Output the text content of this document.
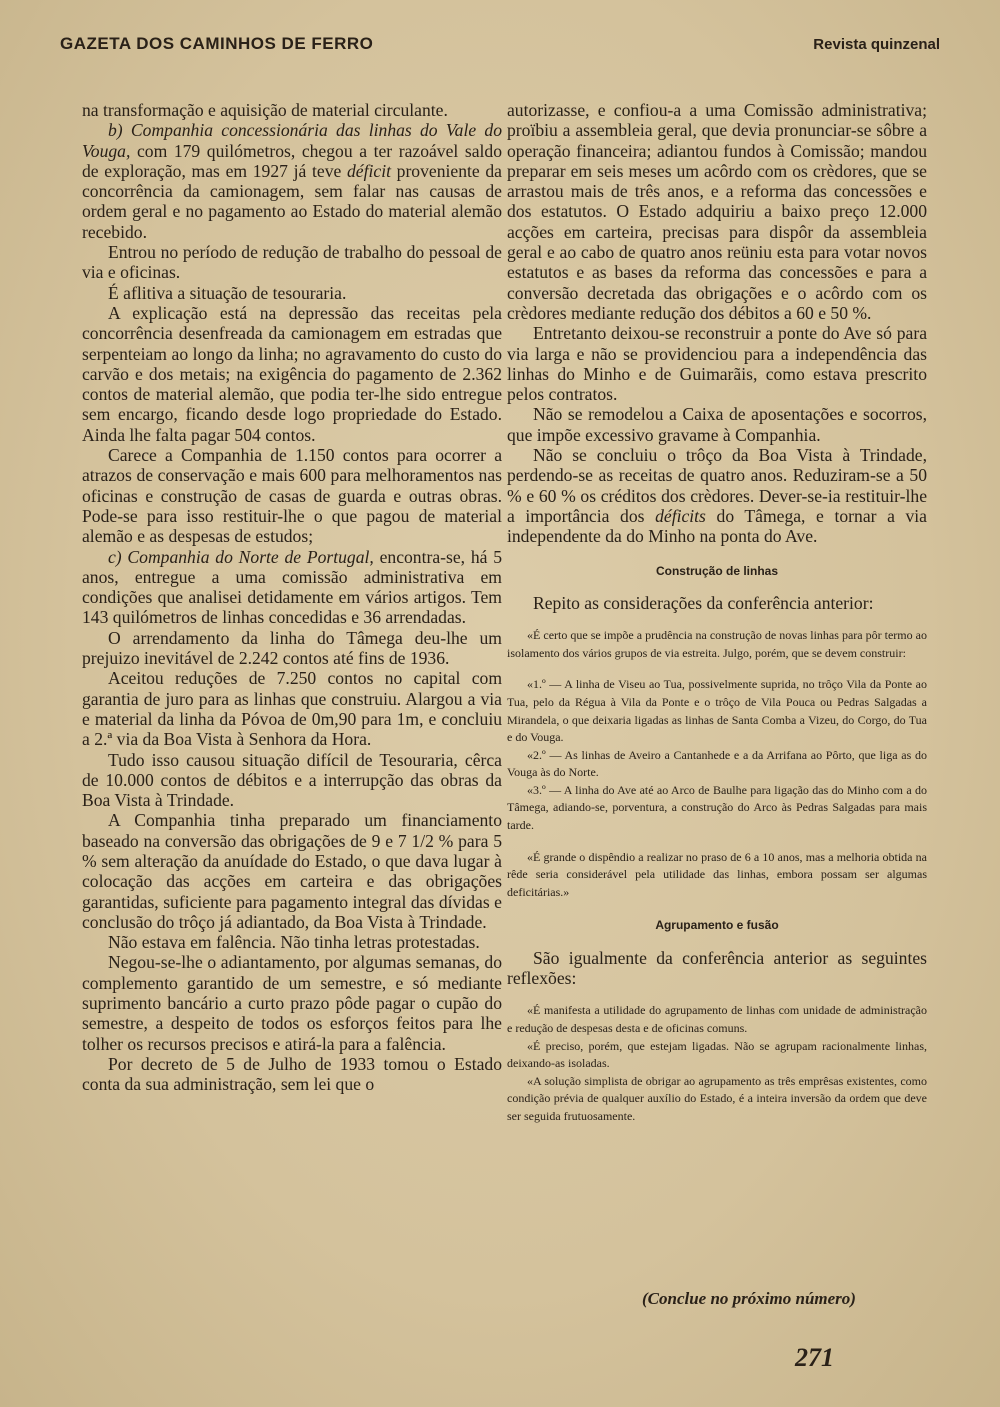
GAZETA DOS CAMINHOS DE FERRO	Revista quinzenal

na transformação e aquisição de material circulante.

b) Companhia concessionária das linhas do Vale do Vouga, com 179 quilómetros, chegou a ter razoável saldo de exploração, mas em 1927 já teve déficit proveniente da concorrência da camionagem, sem falar nas causas de ordem geral e no pagamento ao Estado do material alemão recebido.

Entrou no período de redução de trabalho do pessoal de via e oficinas.

É aflitiva a situação de tesouraria.

A explicação está na depressão das receitas pela concorrência desenfreada da camionagem em estradas que serpenteiam ao longo da linha; no agravamento do custo do carvão e dos metais; na exigência do pagamento de 2.362 contos de material alemão, que podia ter-lhe sido entregue sem encargo, ficando desde logo propriedade do Estado. Ainda lhe falta pagar 504 contos.

Carece a Companhia de 1.150 contos para ocorrer a atrazos de conservação e mais 600 para melhoramentos nas oficinas e construção de casas de guarda e outras obras. Pode-se para isso restituir-lhe o que pagou de material alemão e as despesas de estudos;

c) Companhia do Norte de Portugal, encontra-se, há 5 anos, entregue a uma comissão administrativa em condições que analisei detidamente em vários artigos. Tem 143 quilómetros de linhas concedidas e 36 arrendadas.

O arrendamento da linha do Tâmega deu-lhe um prejuizo inevitável de 2.242 contos até fins de 1936.

Aceitou reduções de 7.250 contos no capital com garantia de juro para as linhas que construiu. Alargou a via e material da linha da Póvoa de 0m,90 para 1m, e concluiu a 2.ª via da Boa Vista à Senhora da Hora.

Tudo isso causou situação difícil de Tesouraria, cêrca de 10.000 contos de débitos e a interrupção das obras da Boa Vista à Trindade.

A Companhia tinha preparado um financiamento baseado na conversão das obrigações de 9 e 7 1/2 % para 5 % sem alteração da anuídade do Estado, o que dava lugar à colocação das acções em carteira e das obrigações garantidas, suficiente para pagamento integral das dívidas e conclusão do trôço já adiantado, da Boa Vista à Trindade.

Não estava em falência. Não tinha letras protestadas.

Negou-se-lhe o adiantamento, por algumas semanas, do complemento garantido de um semestre, e só mediante suprimento bancário a curto prazo pôde pagar o cupão do semestre, a despeito de todos os esforços feitos para lhe tolher os recursos precisos e atirá-la para a falência.

Por decreto de 5 de Julho de 1933 tomou o Estado conta da sua administração, sem lei que o

autorizasse, e confiou-a a uma Comissão administrativa; proïbiu a assembleia geral, que devia pronunciar-se sôbre a operação financeira; adiantou fundos à Comissão; mandou preparar em seis meses um acôrdo com os crèdores, que se arrastou mais de três anos, e a reforma das concessões e dos estatutos. O Estado adquiriu a baixo preço 12.000 acções em carteira, precisas para dispôr da assembleia geral e ao cabo de quatro anos reüniu esta para votar novos estatutos e as bases da reforma das concessões e para a conversão decretada das obrigações e o acôrdo com os crèdores mediante redução dos débitos a 60 e 50 %.

Entretanto deixou-se reconstruir a ponte do Ave só para via larga e não se providenciou para a independência das linhas do Minho e de Guimarãis, como estava prescrito pelos contratos.

Não se remodelou a Caixa de aposentações e socorros, que impõe excessivo gravame à Companhia.

Não se concluiu o trôço da Boa Vista à Trindade, perdendo-se as receitas de quatro anos. Reduziram-se a 50 % e 60 % os créditos dos crèdores. Dever-se-ia restituir-lhe a importância dos déficits do Tâmega, e tornar a via independente da do Minho na ponta do Ave.

Construção de linhas

Repito as considerações da conferência anterior:

«É certo que se impõe a prudência na construção de novas linhas para pôr termo ao isolamento dos vários grupos de via estreita. Julgo, porém, que se devem construir:

«1.º — A linha de Viseu ao Tua, possivelmente suprida, no trôço Vila da Ponte ao Tua, pelo da Régua à Vila da Ponte e o trôço de Vila Pouca ou Pedras Salgadas a Mirandela, o que deixaria ligadas as linhas de Santa Comba a Vizeu, do Corgo, do Tua e do Vouga.

«2.º — As linhas de Aveiro a Cantanhede e a da Arrifana ao Pôrto, que liga as do Vouga às do Norte.

«3.º — A linha do Ave até ao Arco de Baulhe para ligação das do Minho com a do Tâmega, adiando-se, porventura, a construção do Arco às Pedras Salgadas para mais tarde.

«É grande o dispêndio a realizar no praso de 6 a 10 anos, mas a melhoria obtida na rêde seria considerável pela utilidade das linhas, embora possam ser algumas deficitárias.»

Agrupamento e fusão

São igualmente da conferência anterior as seguintes reflexões:

«É manifesta a utilidade do agrupamento de linhas com unidade de administração e redução de despesas desta e de oficinas comuns.

«É preciso, porém, que estejam ligadas. Não se agrupam racionalmente linhas, deixando-as isoladas.

«A solução simplista de obrigar ao agrupamento as três emprêsas existentes, como condição prévia de qualquer auxílio do Estado, é a inteira inversão da ordem que deve ser seguida frutuosamente.

(Conclue no próximo número)
271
------
» **GOAL OF THE EXERCISE**
Repeat the listing in full and exactly. Do not include any images.

» **COMPLETE ANSWER**
Output the text content of this document.
GAZETA DOS CAMINHOS DE FERRO	Revista quinzenal

na transformação e aquisição de material circulante.

b) Companhia concessionária das linhas do Vale do Vouga, com 179 quilómetros, chegou a ter razoável saldo de exploração, mas em 1927 já teve déficit proveniente da concorrência da camionagem, sem falar nas causas de ordem geral e no pagamento ao Estado do material alemão recebido.

Entrou no período de redução de trabalho do pessoal de via e oficinas.

É aflitiva a situação de tesouraria.

A explicação está na depressão das receitas pela concorrência desenfreada da camionagem em estradas que serpenteiam ao longo da linha; no agravamento do custo do carvão e dos metais; na exigência do pagamento de 2.362 contos de material alemão, que podia ter-lhe sido entregue sem encargo, ficando desde logo propriedade do Estado. Ainda lhe falta pagar 504 contos.

Carece a Companhia de 1.150 contos para ocorrer a atrazos de conservação e mais 600 para melhoramentos nas oficinas e construção de casas de guarda e outras obras. Pode-se para isso restituir-lhe o que pagou de material alemão e as despesas de estudos;

c) Companhia do Norte de Portugal, encontra-se, há 5 anos, entregue a uma comissão administrativa em condições que analisei detidamente em vários artigos. Tem 143 quilómetros de linhas concedidas e 36 arrendadas.

O arrendamento da linha do Tâmega deu-lhe um prejuizo inevitável de 2.242 contos até fins de 1936.

Aceitou reduções de 7.250 contos no capital com garantia de juro para as linhas que construiu. Alargou a via e material da linha da Póvoa de 0m,90 para 1m, e concluiu a 2.ª via da Boa Vista à Senhora da Hora.

Tudo isso causou situação difícil de Tesouraria, cêrca de 10.000 contos de débitos e a interrupção das obras da Boa Vista à Trindade.

A Companhia tinha preparado um financiamento baseado na conversão das obrigações de 9 e 7 1/2 % para 5 % sem alteração da anuídade do Estado, o que dava lugar à colocação das acções em carteira e das obrigações garantidas, suficiente para pagamento integral das dívidas e conclusão do trôço já adiantado, da Boa Vista à Trindade.

Não estava em falência. Não tinha letras protestadas.

Negou-se-lhe o adiantamento, por algumas semanas, do complemento garantido de um semestre, e só mediante suprimento bancário a curto prazo pôde pagar o cupão do semestre, a despeito de todos os esforços feitos para lhe tolher os recursos precisos e atirá-la para a falência.

Por decreto de 5 de Julho de 1933 tomou o Estado conta da sua administração, sem lei que o

autorizasse, e confiou-a a uma Comissão administrativa; proïbiu a assembleia geral, que devia pronunciar-se sôbre a operação financeira; adiantou fundos à Comissão; mandou preparar em seis meses um acôrdo com os crèdores, que se arrastou mais de três anos, e a reforma das concessões e dos estatutos. O Estado adquiriu a baixo preço 12.000 acções em carteira, precisas para dispôr da assembleia geral e ao cabo de quatro anos reüniu esta para votar novos estatutos e as bases da reforma das concessões e para a conversão decretada das obrigações e o acôrdo com os crèdores mediante redução dos débitos a 60 e 50 %.

Entretanto deixou-se reconstruir a ponte do Ave só para via larga e não se providenciou para a independência das linhas do Minho e de Guimarãis, como estava prescrito pelos contratos.

Não se remodelou a Caixa de aposentações e socorros, que impõe excessivo gravame à Companhia.

Não se concluiu o trôço da Boa Vista à Trindade, perdendo-se as receitas de quatro anos. Reduziram-se a 50 % e 60 % os créditos dos crèdores. Dever-se-ia restituir-lhe a importância dos déficits do Tâmega, e tornar a via independente da do Minho na ponta do Ave.

Construção de linhas

Repito as considerações da conferência anterior:

«É certo que se impõe a prudência na construção de novas linhas para pôr termo ao isolamento dos vários grupos de via estreita. Julgo, porém, que se devem construir:

«1.º — A linha de Viseu ao Tua, possivelmente suprida, no trôço Vila da Ponte ao Tua, pelo da Régua à Vila da Ponte e o trôço de Vila Pouca ou Pedras Salgadas a Mirandela, o que deixaria ligadas as linhas de Santa Comba a Vizeu, do Corgo, do Tua e do Vouga.

«2.º — As linhas de Aveiro a Cantanhede e a da Arrifana ao Pôrto, que liga as do Vouga às do Norte.

«3.º — A linha do Ave até ao Arco de Baulhe para ligação das do Minho com a do Tâmega, adiando-se, porventura, a construção do Arco às Pedras Salgadas para mais tarde.

«É grande o dispêndio a realizar no praso de 6 a 10 anos, mas a melhoria obtida na rêde seria considerável pela utilidade das linhas, embora possam ser algumas deficitárias.»

Agrupamento e fusão

São igualmente da conferência anterior as seguintes reflexões:

«É manifesta a utilidade do agrupamento de linhas com unidade de administração e redução de despesas desta e de oficinas comuns.

«É preciso, porém, que estejam ligadas. Não se agrupam racionalmente linhas, deixando-as isoladas.

«A solução simplista de obrigar ao agrupamento as três emprêsas existentes, como condição prévia de qualquer auxílio do Estado, é a inteira inversão da ordem que deve ser seguida frutuosamente.

(Conclue no próximo número)
271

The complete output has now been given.